▶ _Challenge_:
Reproduce each of the lines word for word.

▶ _Records provided_:
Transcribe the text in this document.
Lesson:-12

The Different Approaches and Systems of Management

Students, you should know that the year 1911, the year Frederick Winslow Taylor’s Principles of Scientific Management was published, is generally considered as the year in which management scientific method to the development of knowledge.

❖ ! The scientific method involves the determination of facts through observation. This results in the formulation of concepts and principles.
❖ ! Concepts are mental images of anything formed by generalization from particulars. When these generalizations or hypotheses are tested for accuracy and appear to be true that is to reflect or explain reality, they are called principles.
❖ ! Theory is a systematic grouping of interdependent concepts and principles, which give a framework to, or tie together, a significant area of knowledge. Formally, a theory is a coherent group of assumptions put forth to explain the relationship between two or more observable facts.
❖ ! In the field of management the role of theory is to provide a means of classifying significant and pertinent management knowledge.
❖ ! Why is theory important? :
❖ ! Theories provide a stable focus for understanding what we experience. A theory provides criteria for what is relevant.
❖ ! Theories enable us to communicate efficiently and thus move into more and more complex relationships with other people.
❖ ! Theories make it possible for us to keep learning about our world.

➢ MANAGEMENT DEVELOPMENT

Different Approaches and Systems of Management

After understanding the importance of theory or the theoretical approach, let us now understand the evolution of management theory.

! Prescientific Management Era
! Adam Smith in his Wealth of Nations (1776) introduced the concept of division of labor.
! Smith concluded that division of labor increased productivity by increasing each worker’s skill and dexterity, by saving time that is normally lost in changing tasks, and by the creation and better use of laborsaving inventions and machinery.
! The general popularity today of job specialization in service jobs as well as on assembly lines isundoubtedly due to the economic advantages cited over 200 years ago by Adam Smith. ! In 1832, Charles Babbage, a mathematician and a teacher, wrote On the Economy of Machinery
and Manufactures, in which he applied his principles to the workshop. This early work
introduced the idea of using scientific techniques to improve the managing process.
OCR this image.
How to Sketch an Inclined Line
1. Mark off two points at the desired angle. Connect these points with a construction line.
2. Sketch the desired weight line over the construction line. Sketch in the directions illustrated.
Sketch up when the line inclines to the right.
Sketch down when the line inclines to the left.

▶ _Result of this exercise_:
Transcribe the text in this document.
Lesson:-12

The Different Approaches and Systems of Management

Students, you should know that the year 1911, the year Frederick Winslow Taylor’s Principles of Scientific Management was published, is generally considered as the year in which management scientific method to the development of knowledge.

❖ ! The scientific method involves the determination of facts through observation. This results in the formulation of concepts and principles.
❖ ! Concepts are mental images of anything formed by generalization from particulars. When these generalizations or hypotheses are tested for accuracy and appear to be true that is to reflect or explain reality, they are called principles.
❖ ! Theory is a systematic grouping of interdependent concepts and principles, which give a framework to, or tie together, a significant area of knowledge. Formally, a theory is a coherent group of assumptions put forth to explain the relationship between two or more observable facts.
❖ ! In the field of management the role of theory is to provide a means of classifying significant and pertinent management knowledge.
❖ ! Why is theory important? :
❖ ! Theories provide a stable focus for understanding what we experience. A theory provides criteria for what is relevant.
❖ ! Theories enable us to communicate efficiently and thus move into more and more complex relationships with other people.
❖ ! Theories make it possible for us to keep learning about our world.

➢ MANAGEMENT DEVELOPMENT

Different Approaches and Systems of Management

After understanding the importance of theory or the theoretical approach, let us now understand the evolution of management theory.

! Prescientific Management Era
! Adam Smith in his Wealth of Nations (1776) introduced the concept of division of labor.
! Smith concluded that division of labor increased productivity by increasing each worker’s skill and dexterity, by saving time that is normally lost in changing tasks, and by the creation and better use of laborsaving inventions and machinery.
! The general popularity today of job specialization in service jobs as well as on assembly lines isundoubtedly due to the economic advantages cited over 200 years ago by Adam Smith. ! In 1832, Charles Babbage, a mathematician and a teacher, wrote On the Economy of Machinery
and Manufactures, in which he applied his principles to the workshop. This early work
introduced the idea of using scientific techniques to improve the managing process.
OCR this image.
How to Sketch an Inclined Line
1. Mark off two points at the desired angle. Connect these points with a construction line.
2. Sketch the desired weight line over the construction line. Sketch in the directions illustrated.
Sketch up when the line inclines to the right.
Sketch down when the line inclines to the left.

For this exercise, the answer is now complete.